(Stored items)

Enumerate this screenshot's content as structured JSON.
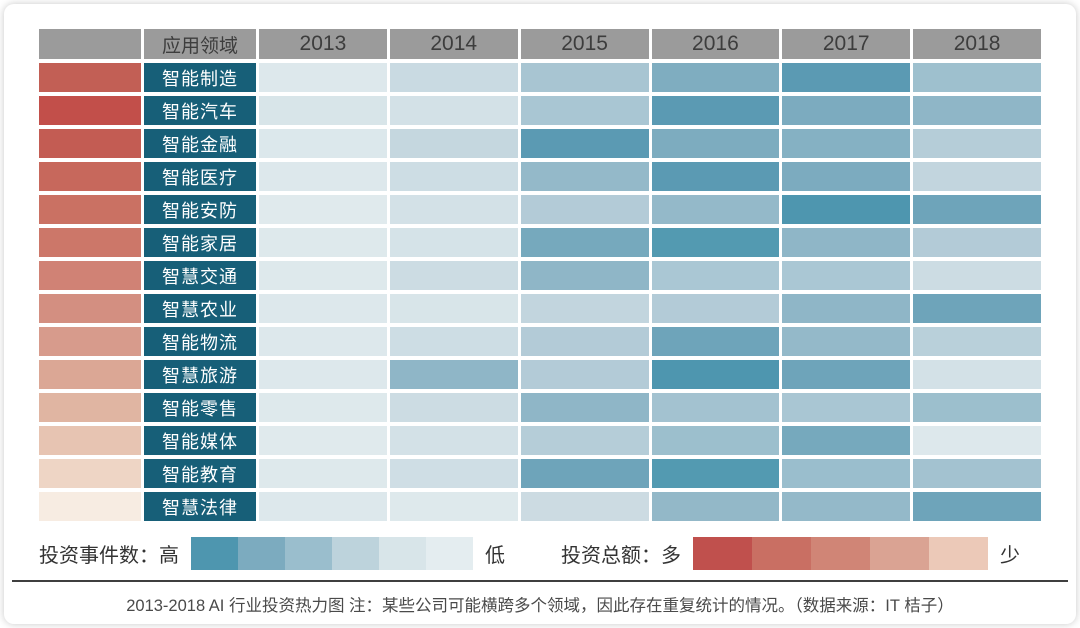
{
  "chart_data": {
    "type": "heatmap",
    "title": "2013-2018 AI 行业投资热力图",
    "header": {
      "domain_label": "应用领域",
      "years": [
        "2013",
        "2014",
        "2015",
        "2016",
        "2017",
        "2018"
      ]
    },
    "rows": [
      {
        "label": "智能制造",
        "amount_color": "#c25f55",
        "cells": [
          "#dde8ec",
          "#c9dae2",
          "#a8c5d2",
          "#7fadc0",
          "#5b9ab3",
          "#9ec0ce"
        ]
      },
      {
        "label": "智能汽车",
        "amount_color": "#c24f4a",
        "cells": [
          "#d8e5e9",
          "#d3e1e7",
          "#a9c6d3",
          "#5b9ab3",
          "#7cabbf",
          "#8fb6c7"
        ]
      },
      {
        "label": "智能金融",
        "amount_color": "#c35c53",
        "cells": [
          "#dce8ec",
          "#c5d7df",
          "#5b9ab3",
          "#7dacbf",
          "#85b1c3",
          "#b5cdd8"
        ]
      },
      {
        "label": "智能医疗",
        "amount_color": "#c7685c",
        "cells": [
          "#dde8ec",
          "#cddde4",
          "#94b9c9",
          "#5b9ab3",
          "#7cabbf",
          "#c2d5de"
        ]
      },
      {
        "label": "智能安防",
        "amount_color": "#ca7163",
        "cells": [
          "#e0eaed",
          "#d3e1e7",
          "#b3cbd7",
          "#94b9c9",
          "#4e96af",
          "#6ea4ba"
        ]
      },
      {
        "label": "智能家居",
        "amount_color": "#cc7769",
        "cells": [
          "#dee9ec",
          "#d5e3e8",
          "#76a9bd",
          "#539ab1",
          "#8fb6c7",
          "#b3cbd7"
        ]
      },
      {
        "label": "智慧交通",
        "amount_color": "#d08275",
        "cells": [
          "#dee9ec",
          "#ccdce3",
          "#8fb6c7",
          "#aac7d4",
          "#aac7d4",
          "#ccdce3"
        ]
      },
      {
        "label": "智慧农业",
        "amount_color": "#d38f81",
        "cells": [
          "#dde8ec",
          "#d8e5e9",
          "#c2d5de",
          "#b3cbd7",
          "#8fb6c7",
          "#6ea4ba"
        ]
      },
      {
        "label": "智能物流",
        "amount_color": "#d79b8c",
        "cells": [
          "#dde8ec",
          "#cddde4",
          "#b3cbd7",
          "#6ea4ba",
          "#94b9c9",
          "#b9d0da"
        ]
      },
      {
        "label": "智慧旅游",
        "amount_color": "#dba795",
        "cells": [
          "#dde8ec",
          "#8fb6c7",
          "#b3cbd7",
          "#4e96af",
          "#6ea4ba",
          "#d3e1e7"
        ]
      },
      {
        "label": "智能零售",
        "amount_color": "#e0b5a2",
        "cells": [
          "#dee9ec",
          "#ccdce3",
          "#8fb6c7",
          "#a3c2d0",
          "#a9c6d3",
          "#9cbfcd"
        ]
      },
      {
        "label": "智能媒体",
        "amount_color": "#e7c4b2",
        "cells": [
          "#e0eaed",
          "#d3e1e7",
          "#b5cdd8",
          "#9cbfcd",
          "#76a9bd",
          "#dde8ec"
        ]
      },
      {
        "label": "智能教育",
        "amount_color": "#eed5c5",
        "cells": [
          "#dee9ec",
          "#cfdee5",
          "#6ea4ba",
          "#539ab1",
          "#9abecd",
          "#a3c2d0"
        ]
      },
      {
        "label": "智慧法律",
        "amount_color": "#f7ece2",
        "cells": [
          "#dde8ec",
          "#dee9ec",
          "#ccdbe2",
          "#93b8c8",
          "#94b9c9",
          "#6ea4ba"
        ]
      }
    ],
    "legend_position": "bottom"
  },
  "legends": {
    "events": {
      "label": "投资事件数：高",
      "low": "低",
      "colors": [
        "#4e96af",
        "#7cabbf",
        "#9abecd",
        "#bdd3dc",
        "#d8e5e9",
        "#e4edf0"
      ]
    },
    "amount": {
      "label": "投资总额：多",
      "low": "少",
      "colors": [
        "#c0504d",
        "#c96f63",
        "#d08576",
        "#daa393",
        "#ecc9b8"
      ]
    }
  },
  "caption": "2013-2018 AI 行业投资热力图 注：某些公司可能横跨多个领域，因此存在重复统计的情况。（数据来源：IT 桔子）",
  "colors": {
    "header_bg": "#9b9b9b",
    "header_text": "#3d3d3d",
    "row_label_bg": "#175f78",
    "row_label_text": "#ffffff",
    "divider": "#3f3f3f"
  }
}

...

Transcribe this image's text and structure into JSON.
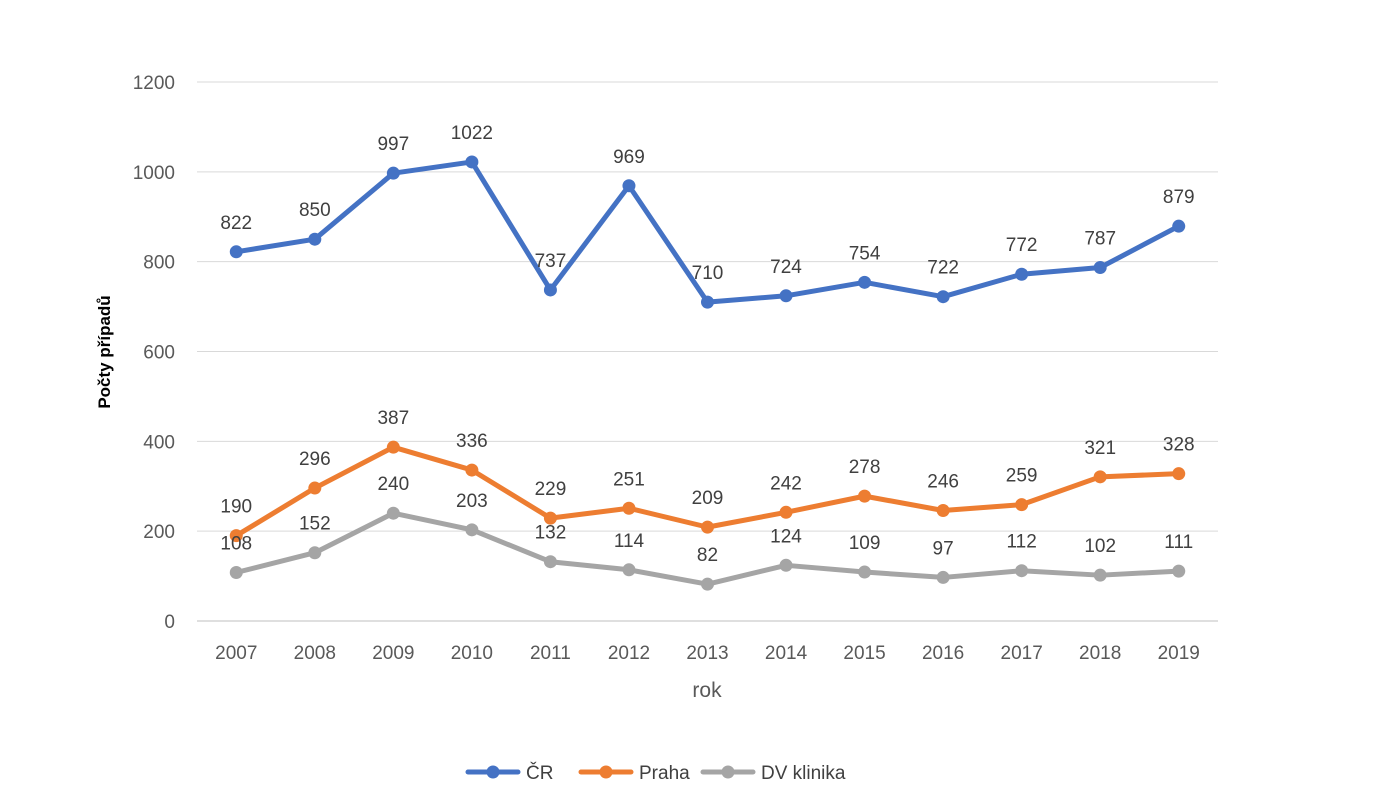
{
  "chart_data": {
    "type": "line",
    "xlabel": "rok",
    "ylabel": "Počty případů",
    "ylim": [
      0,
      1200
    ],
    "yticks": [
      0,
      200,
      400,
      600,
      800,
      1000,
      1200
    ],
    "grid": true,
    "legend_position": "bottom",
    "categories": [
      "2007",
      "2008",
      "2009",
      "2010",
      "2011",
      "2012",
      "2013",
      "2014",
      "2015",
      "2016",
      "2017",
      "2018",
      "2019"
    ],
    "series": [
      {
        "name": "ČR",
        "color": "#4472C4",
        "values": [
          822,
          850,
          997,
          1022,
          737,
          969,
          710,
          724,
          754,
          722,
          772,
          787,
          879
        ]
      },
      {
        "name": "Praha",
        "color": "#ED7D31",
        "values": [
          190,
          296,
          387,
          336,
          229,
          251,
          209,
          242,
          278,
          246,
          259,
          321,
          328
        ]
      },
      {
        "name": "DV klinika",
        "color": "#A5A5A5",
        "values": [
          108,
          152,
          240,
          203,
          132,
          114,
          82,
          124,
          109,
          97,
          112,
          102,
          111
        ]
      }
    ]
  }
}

**WHAT YOU WILL DO:** Say how many lines include the word "行业投资热力图"; reply with the number alone.

**RESPONSE TO THE TASK:** 2